_WHAT TO DO_
Reproduce every entry exactly, without alteration.

[start TASK DATA]

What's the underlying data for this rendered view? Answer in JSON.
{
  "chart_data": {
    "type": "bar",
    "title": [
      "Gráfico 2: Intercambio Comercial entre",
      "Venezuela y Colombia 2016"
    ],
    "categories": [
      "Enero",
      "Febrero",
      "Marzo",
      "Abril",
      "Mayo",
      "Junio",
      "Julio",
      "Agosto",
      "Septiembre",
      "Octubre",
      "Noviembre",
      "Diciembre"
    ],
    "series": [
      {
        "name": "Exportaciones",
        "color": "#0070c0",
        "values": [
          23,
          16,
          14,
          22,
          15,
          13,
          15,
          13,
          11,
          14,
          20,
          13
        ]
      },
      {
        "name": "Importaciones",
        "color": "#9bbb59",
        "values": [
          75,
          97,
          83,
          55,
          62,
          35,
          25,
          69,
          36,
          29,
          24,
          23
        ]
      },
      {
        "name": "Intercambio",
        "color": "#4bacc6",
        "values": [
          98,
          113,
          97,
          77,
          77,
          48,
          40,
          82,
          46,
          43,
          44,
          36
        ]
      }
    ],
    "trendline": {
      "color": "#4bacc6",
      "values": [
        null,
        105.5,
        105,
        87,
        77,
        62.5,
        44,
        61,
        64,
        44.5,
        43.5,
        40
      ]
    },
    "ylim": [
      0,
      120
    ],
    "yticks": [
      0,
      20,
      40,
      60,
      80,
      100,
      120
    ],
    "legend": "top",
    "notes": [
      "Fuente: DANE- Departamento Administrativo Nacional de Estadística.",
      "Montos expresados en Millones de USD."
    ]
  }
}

[end TASK DATA]

_REPLY TO THE EXERCISE_
What's the underlying data for this rendered view? Answer in JSON.
{
  "chart_data": {
    "type": "bar",
    "title": [
      "Gráfico 2: Intercambio Comercial entre",
      "Venezuela y Colombia 2016"
    ],
    "categories": [
      "Enero",
      "Febrero",
      "Marzo",
      "Abril",
      "Mayo",
      "Junio",
      "Julio",
      "Agosto",
      "Septiembre",
      "Octubre",
      "Noviembre",
      "Diciembre"
    ],
    "series": [
      {
        "name": "Exportaciones",
        "color": "#0070c0",
        "values": [
          23,
          16,
          14,
          22,
          15,
          13,
          15,
          13,
          11,
          14,
          20,
          13
        ]
      },
      {
        "name": "Importaciones",
        "color": "#9bbb59",
        "values": [
          75,
          97,
          83,
          55,
          62,
          35,
          25,
          69,
          36,
          29,
          24,
          23
        ]
      },
      {
        "name": "Intercambio",
        "color": "#4bacc6",
        "values": [
          98,
          113,
          97,
          77,
          77,
          48,
          40,
          82,
          46,
          43,
          44,
          36
        ]
      }
    ],
    "trendline": {
      "color": "#4bacc6",
      "values": [
        null,
        105.5,
        105,
        87,
        77,
        62.5,
        44,
        61,
        64,
        44.5,
        43.5,
        40
      ]
    },
    "ylim": [
      0,
      120
    ],
    "yticks": [
      0,
      20,
      40,
      60,
      80,
      100,
      120
    ],
    "legend": "top",
    "notes": [
      "Fuente: DANE- Departamento Administrativo Nacional de Estadística.",
      "Montos expresados en Millones de USD."
    ]
  }
}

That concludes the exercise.